**I tuoi compiti:**
- A) Le affermazioni (i), (ii) e (iii) concordano con il testo sulle detenute fotografate? Per ciascuna rispondi sì o no e cita alla lettera le parole del testo che lo stabiliscono. (i) Sections ritrae circa 200 donne che scontano una pena. (ii) Il permesso di fotografare nel penitenziario arrivò dopo due anni di attesa. (iii) Elena conserva un ricordo molto negativo del collegio.
- B) Ritrascrivi parola per parola la parte del testo sulle detenute fotografate che inizia con "Da bambina, a" e termina con "l’ha toccata profondamente.".
- C) Prosegui il testo sulle detenute fotografate a partire dalla sua ultima frase.
======== Testo selezionato
Sections immortala circa 200 donne che stanno scontando la loro sentenza in alcuni istituti di pena russi e siberiani.
“Molte persone che hanno visto le foto sono rimaste sorprese dalla pulizia e dall’ordine che ne traspaiono”, dice l’Anosova. “Dicevano che il penitenziario sembra piuttosto una casa di cura. Ma pulito non vuol dire bello. Vivere in un ambiente dalla sicurezza discutibile e senza privacy deforma una persona. Nel mio lavoro, questo tema scorre da un progetto all’altro; deriva dall’esperienza personale”.
Da bambina, a causa di problemi di salute, Elena fu mandata in collegio e, anche se non ne ha un ricordo particolarmente negativo, quest’esperienza l’ha toccata profondamente.
“Una volta cresciuta volevo tornarci e fare delle foto, ma i tempi sono cambiati, e con l’avvento di Internet e tutto il resto è diventato un posto diverso, molto più bello di quando stavo lì negli anni Novanta. Sentivo il bisogno di qualcos’altro; l’alternativa migliore era quella di scattare foto in strutture chiuse simili per donne: penitenziari, monasteri, ecc.”
dice. “Quelli del penitenziario sono stati i primi ad autorizzarmi a scattare le foto – ci sono voluti solo otto mesi per ottenere il permesso”. Spesso queste strutture si trovano in piccoli paesi, o sarebbe più corretto dire che i paesi prendono forma intorno a loro.
================
======== Sezione dati
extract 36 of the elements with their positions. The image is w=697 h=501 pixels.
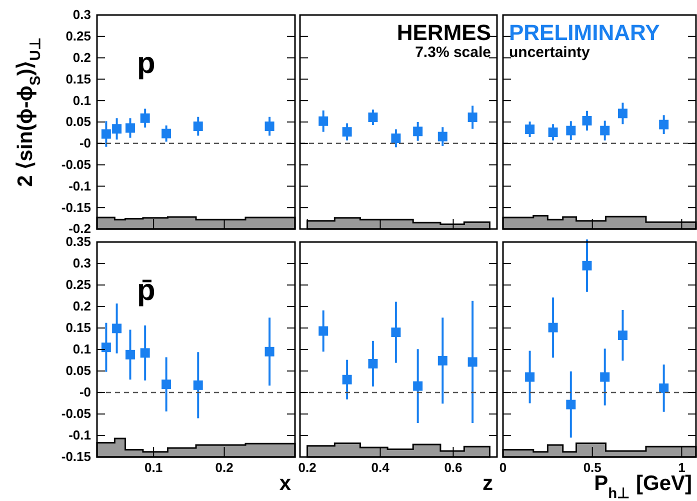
================
**Risultati finali:**
- A)
(i) Sì: "Sections immortala circa 200 donne che stanno scontando la loro sentenza"
(ii) No: "ci sono voluti solo otto mesi per ottenere il permesso"
(iii) No: "anche se non ne ha un ricordo particolarmente negativo"

- B)
Da bambina, a causa di problemi di salute, Elena fu mandata in collegio e, anche se non ne ha un ricordo particolarmente negativo, quest’esperienza l’ha toccata profondamente.

- C)
“Ho preso delle stanze in affitto da gente del posto, nei paesini vicini. Entravo nella prigione alle otto del mattino e ci rimanevo finché non mi dicevano che dovevo andar via. Durante le prime settimane non ho scattato nessuna foto”, dice l’Anosova. “Parlavamo soltanto e prendevamo il tè, abituandoci una alla presenza dell’altra”.
Al giorno d’oggi siamo testimoni di numerosi tentativi volti a romanticizzare queste istituzioni nella cultura popolare. Il successo di Orange is the New Black ne è un esempio. Ma, a prescindere dalla geografia, le trasformazioni sociali ed emotive che Elena racconta nella sua storia hanno carattere del tutto universale. Le sue eroine, da essere solo ragazze confuse, si adattano alle detenute adulte, diventando sempre più mascoline col passare del tempo all’interno del carcere. E difficilmente possiamo trovare qualcosa di romantico in questo, nell’isolamento o nella sorveglianza.
Le detenute svolgono lavori tipicamente maschili: costruiscono, trasportano cose pesanti, e questo trasforma il loro aspetto esteriore – ci si sentirebbe a proprio agio facendo tutto in abiti maschili. Tutto ciò cambia una persona anche dall’interno.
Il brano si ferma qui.